- Prompt:
Return all lines in the material below that contain "name".

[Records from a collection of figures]
>> START
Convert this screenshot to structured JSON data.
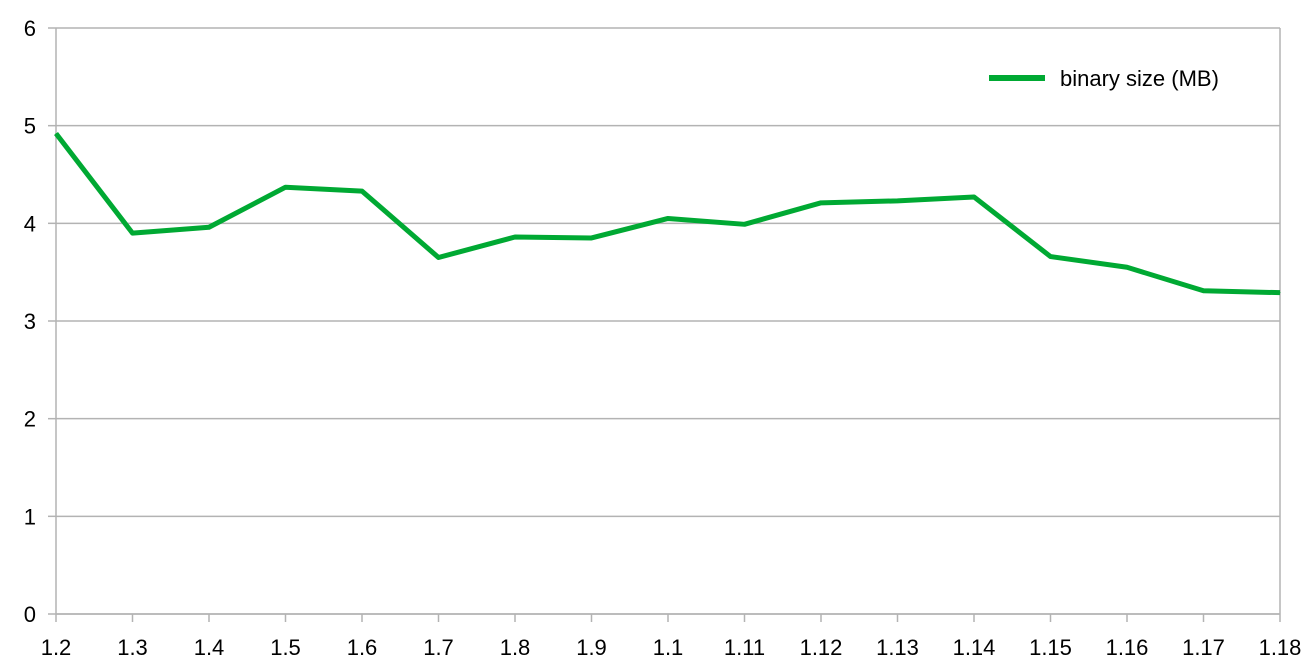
{
  "chart_data": {
    "type": "line",
    "title": "",
    "xlabel": "",
    "ylabel": "",
    "categories": [
      "1.2",
      "1.3",
      "1.4",
      "1.5",
      "1.6",
      "1.7",
      "1.8",
      "1.9",
      "1.1",
      "1.11",
      "1.12",
      "1.13",
      "1.14",
      "1.15",
      "1.16",
      "1.17",
      "1.18"
    ],
    "series": [
      {
        "name": "binary size (MB)",
        "values": [
          4.92,
          3.9,
          3.96,
          4.37,
          4.33,
          3.65,
          3.86,
          3.85,
          4.05,
          3.99,
          4.21,
          4.23,
          4.27,
          3.66,
          3.55,
          3.31,
          3.29
        ],
        "color": "#00a933"
      }
    ],
    "ylim": [
      0,
      6
    ],
    "yticks": [
      0,
      1,
      2,
      3,
      4,
      5,
      6
    ],
    "grid": true,
    "legend_position": "top-right"
  }
}
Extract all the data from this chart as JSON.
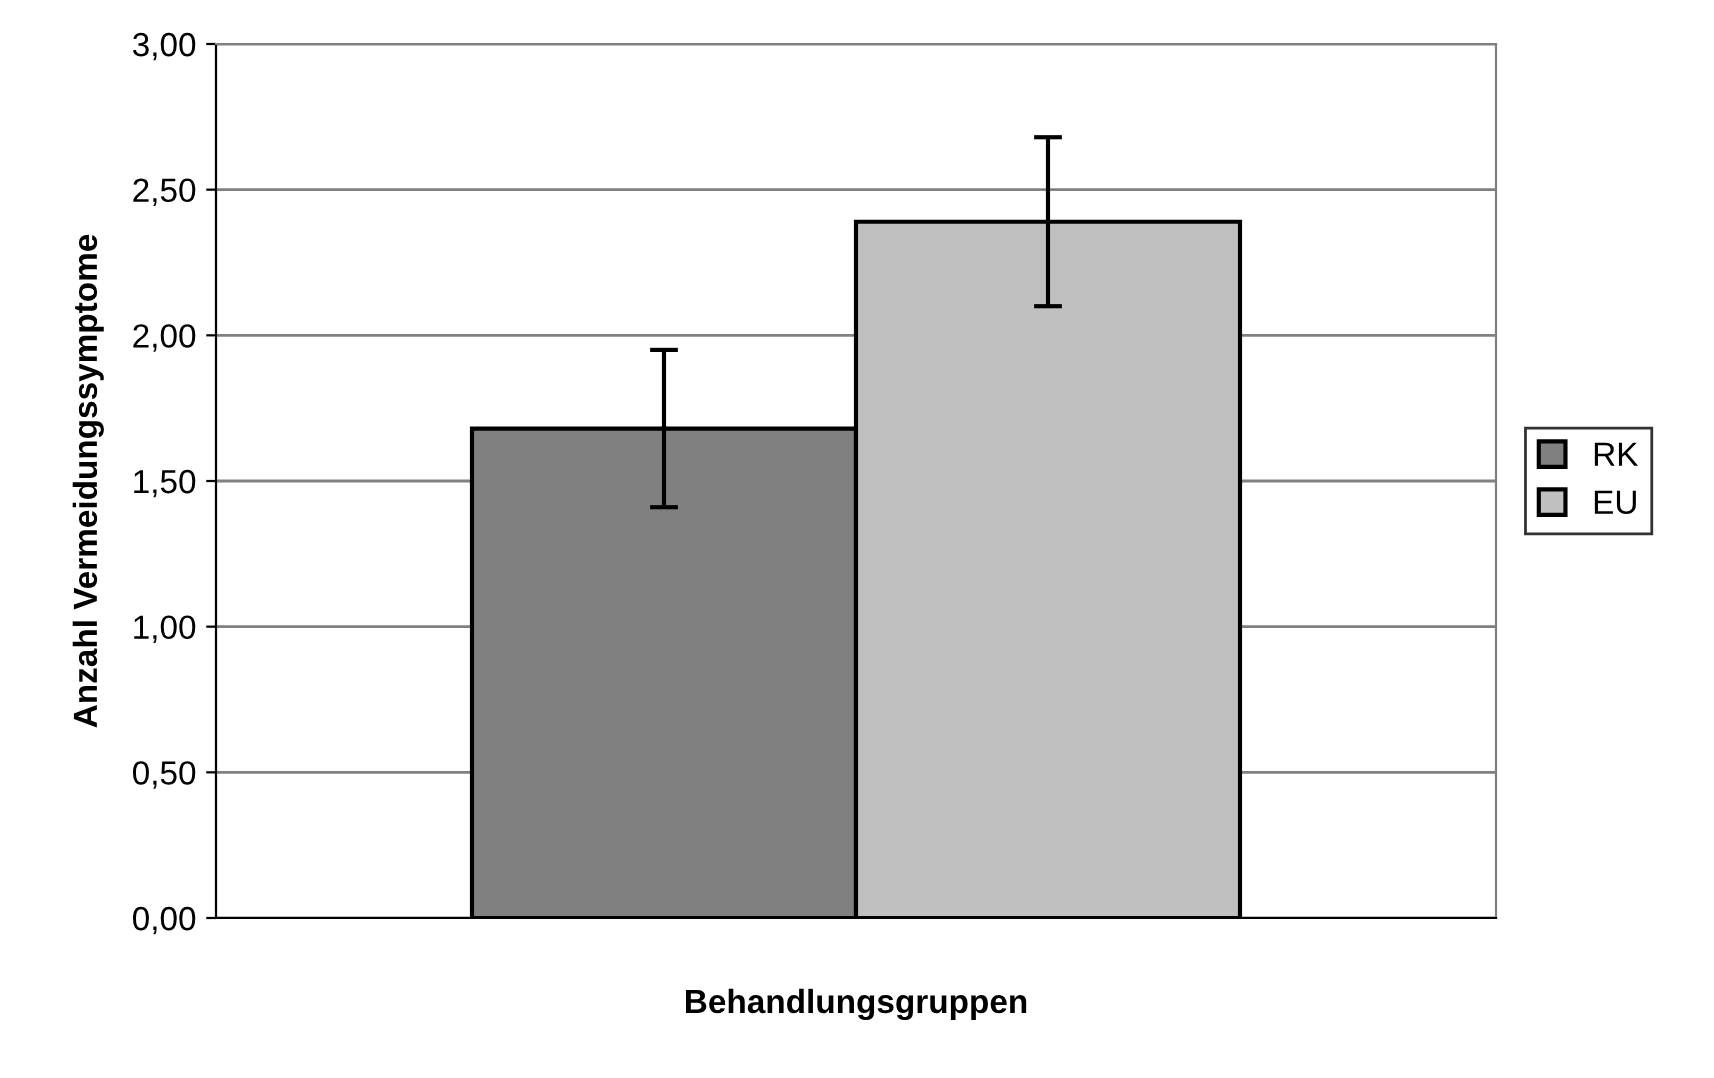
{
  "chart_data": {
    "type": "bar",
    "xlabel": "Behandlungsgruppen",
    "ylabel": "Anzahl Vermeidungssymptome",
    "categories": [
      null
    ],
    "series": [
      {
        "name": "RK",
        "color": "#808080",
        "values": [
          1.68
        ],
        "errors": [
          0.27
        ]
      },
      {
        "name": "EU",
        "color": "#c0c0c0",
        "values": [
          2.39
        ],
        "errors": [
          0.29
        ]
      }
    ],
    "ylim": [
      0,
      3
    ],
    "yticks": [
      {
        "value": 0,
        "label": "0,00"
      },
      {
        "value": 0.5,
        "label": "0,50"
      },
      {
        "value": 1,
        "label": "1,00"
      },
      {
        "value": 1.5,
        "label": "1,50"
      },
      {
        "value": 2,
        "label": "2,00"
      },
      {
        "value": 2.5,
        "label": "2,50"
      },
      {
        "value": 3,
        "label": "3,00"
      }
    ],
    "grid": "y",
    "legend": "right"
  }
}
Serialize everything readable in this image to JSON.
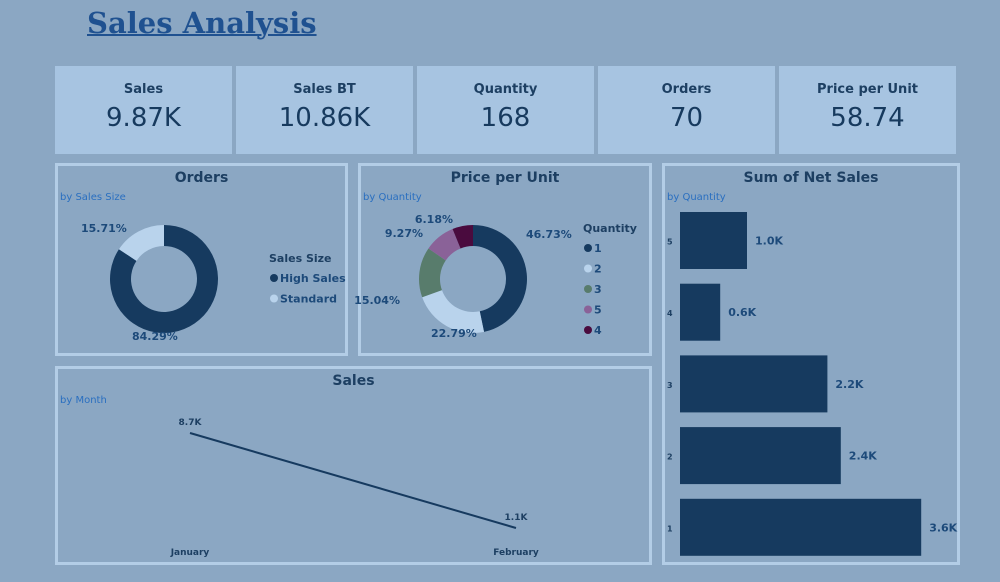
{
  "title": "Sales Analysis",
  "kpis": [
    {
      "label": "Sales",
      "value": "9.87K"
    },
    {
      "label": "Sales BT",
      "value": "10.86K"
    },
    {
      "label": "Quantity",
      "value": "168"
    },
    {
      "label": "Orders",
      "value": "70"
    },
    {
      "label": "Price per Unit",
      "value": "58.74"
    }
  ],
  "colors": {
    "navy": "#163a5f",
    "light": "#b9d3ec",
    "green": "#587c6c",
    "purple": "#8a6298",
    "maroon": "#4a0b3e",
    "background": "#8ba7c3"
  },
  "chart_data": [
    {
      "type": "pie",
      "title": "Orders",
      "subtitle": "by Sales Size",
      "legend_title": "Sales Size",
      "legend_placement": "right",
      "slices": [
        {
          "name": "High Sales",
          "value": 84.29,
          "label": "84.29%",
          "color": "#163a5f"
        },
        {
          "name": "Standard",
          "value": 15.71,
          "label": "15.71%",
          "color": "#b9d3ec"
        }
      ]
    },
    {
      "type": "pie",
      "title": "Price per Unit",
      "subtitle": "by Quantity",
      "legend_title": "Quantity",
      "legend_placement": "right",
      "slices": [
        {
          "name": "1",
          "value": 46.73,
          "label": "46.73%",
          "color": "#163a5f"
        },
        {
          "name": "2",
          "value": 22.79,
          "label": "22.79%",
          "color": "#b9d3ec"
        },
        {
          "name": "3",
          "value": 15.04,
          "label": "15.04%",
          "color": "#587c6c"
        },
        {
          "name": "5",
          "value": 9.27,
          "label": "9.27%",
          "color": "#8a6298"
        },
        {
          "name": "4",
          "value": 6.18,
          "label": "6.18%",
          "color": "#4a0b3e"
        }
      ]
    },
    {
      "type": "bar",
      "orientation": "horizontal",
      "title": "Sum of Net Sales",
      "subtitle": "by Quantity",
      "categories": [
        "5",
        "4",
        "3",
        "2",
        "1"
      ],
      "values": [
        1.0,
        0.6,
        2.2,
        2.4,
        3.6
      ],
      "labels": [
        "1.0K",
        "0.6K",
        "2.2K",
        "2.4K",
        "3.6K"
      ]
    },
    {
      "type": "line",
      "title": "Sales",
      "subtitle": "by Month",
      "categories": [
        "January",
        "February"
      ],
      "values": [
        8.7,
        1.1
      ],
      "labels": [
        "8.7K",
        "1.1K"
      ]
    }
  ]
}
>> END
- Expected answer:
        "name": "binary size (MB)",
        "name": "RK",
        "name": "EU",
          "name": "High Sales",
          "name": "Standard",
          "name": "1",
          "name": "2",
          "name": "3",
          "name": "5",
          "name": "4",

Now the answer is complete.